SHORT EXERCISE: Restate the records that follow word for word; no pictures should appear.
===== GIVEN DATA
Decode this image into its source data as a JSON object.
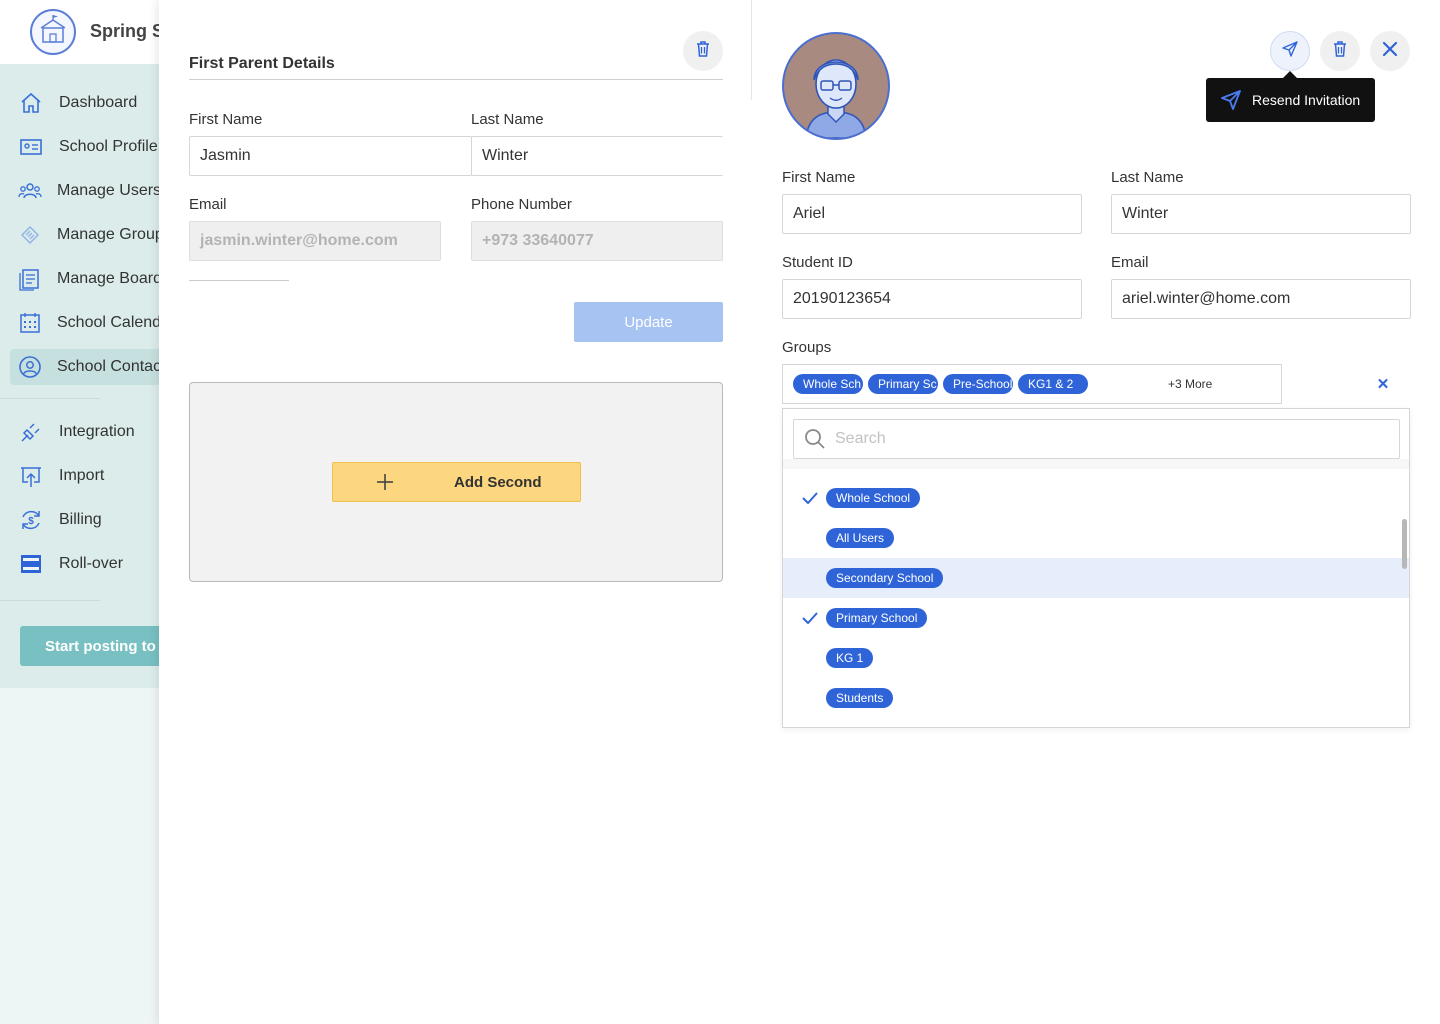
{
  "app": {
    "brand_name": "Spring S"
  },
  "sidebar": {
    "items": [
      {
        "label": "Dashboard",
        "icon": "home-icon"
      },
      {
        "label": "School Profile",
        "icon": "id-card-icon"
      },
      {
        "label": "Manage Users",
        "icon": "users-icon"
      },
      {
        "label": "Manage Group",
        "icon": "groups-icon"
      },
      {
        "label": "Manage Board",
        "icon": "board-icon"
      },
      {
        "label": "School Calend",
        "icon": "calendar-icon"
      },
      {
        "label": "School Contac",
        "icon": "contact-icon"
      },
      {
        "label": "Integration",
        "icon": "plug-icon"
      },
      {
        "label": "Import",
        "icon": "import-icon"
      },
      {
        "label": "Billing",
        "icon": "billing-icon"
      },
      {
        "label": "Roll-over",
        "icon": "rollover-icon"
      }
    ],
    "start_posting": "Start posting to b"
  },
  "first_parent": {
    "title": "First Parent Details",
    "first_name_label": "First Name",
    "first_name": "Jasmin",
    "last_name_label": "Last Name",
    "last_name": "Winter",
    "email_label": "Email",
    "email": "jasmin.winter@home.com",
    "phone_label": "Phone Number",
    "phone": "+973 33640077",
    "update_label": "Update",
    "add_second_label": "Add Second"
  },
  "student": {
    "tooltip": "Resend Invitation",
    "first_name_label": "First Name",
    "first_name": "Ariel",
    "last_name_label": "Last Name",
    "last_name": "Winter",
    "student_id_label": "Student ID",
    "student_id": "20190123654",
    "email_label": "Email",
    "email": "ariel.winter@home.com",
    "groups_label": "Groups",
    "selected_chips": [
      "Whole Sch",
      "Primary Sc",
      "Pre-School",
      "KG1 & 2"
    ],
    "more_label": "+3 More",
    "search_placeholder": "Search",
    "options": [
      {
        "label": "Whole School",
        "checked": true
      },
      {
        "label": "All Users",
        "checked": false
      },
      {
        "label": "Secondary School",
        "checked": false,
        "hover": true
      },
      {
        "label": "Primary School",
        "checked": true
      },
      {
        "label": "KG 1",
        "checked": false
      },
      {
        "label": "Students",
        "checked": false
      }
    ]
  },
  "colors": {
    "accent": "#2f64d8",
    "sidebar_bg": "#dbeceb",
    "add_button": "#fdd680",
    "start_button": "#78c0c2"
  }
}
==========
SOLUTION TO THIS EXERCISE:
Decode this image into its source data as a JSON object.
{
  "app": {
    "brand_name": "Spring S"
  },
  "sidebar": {
    "items": [
      {
        "label": "Dashboard",
        "icon": "home-icon"
      },
      {
        "label": "School Profile",
        "icon": "id-card-icon"
      },
      {
        "label": "Manage Users",
        "icon": "users-icon"
      },
      {
        "label": "Manage Group",
        "icon": "groups-icon"
      },
      {
        "label": "Manage Board",
        "icon": "board-icon"
      },
      {
        "label": "School Calend",
        "icon": "calendar-icon"
      },
      {
        "label": "School Contac",
        "icon": "contact-icon"
      },
      {
        "label": "Integration",
        "icon": "plug-icon"
      },
      {
        "label": "Import",
        "icon": "import-icon"
      },
      {
        "label": "Billing",
        "icon": "billing-icon"
      },
      {
        "label": "Roll-over",
        "icon": "rollover-icon"
      }
    ],
    "start_posting": "Start posting to b"
  },
  "first_parent": {
    "title": "First Parent Details",
    "first_name_label": "First Name",
    "first_name": "Jasmin",
    "last_name_label": "Last Name",
    "last_name": "Winter",
    "email_label": "Email",
    "email": "jasmin.winter@home.com",
    "phone_label": "Phone Number",
    "phone": "+973 33640077",
    "update_label": "Update",
    "add_second_label": "Add Second"
  },
  "student": {
    "tooltip": "Resend Invitation",
    "first_name_label": "First Name",
    "first_name": "Ariel",
    "last_name_label": "Last Name",
    "last_name": "Winter",
    "student_id_label": "Student ID",
    "student_id": "20190123654",
    "email_label": "Email",
    "email": "ariel.winter@home.com",
    "groups_label": "Groups",
    "selected_chips": [
      "Whole Sch",
      "Primary Sc",
      "Pre-School",
      "KG1 & 2"
    ],
    "more_label": "+3 More",
    "search_placeholder": "Search",
    "options": [
      {
        "label": "Whole School",
        "checked": true
      },
      {
        "label": "All Users",
        "checked": false
      },
      {
        "label": "Secondary School",
        "checked": false,
        "hover": true
      },
      {
        "label": "Primary School",
        "checked": true
      },
      {
        "label": "KG 1",
        "checked": false
      },
      {
        "label": "Students",
        "checked": false
      }
    ]
  },
  "colors": {
    "accent": "#2f64d8",
    "sidebar_bg": "#dbeceb",
    "add_button": "#fdd680",
    "start_button": "#78c0c2"
  }
}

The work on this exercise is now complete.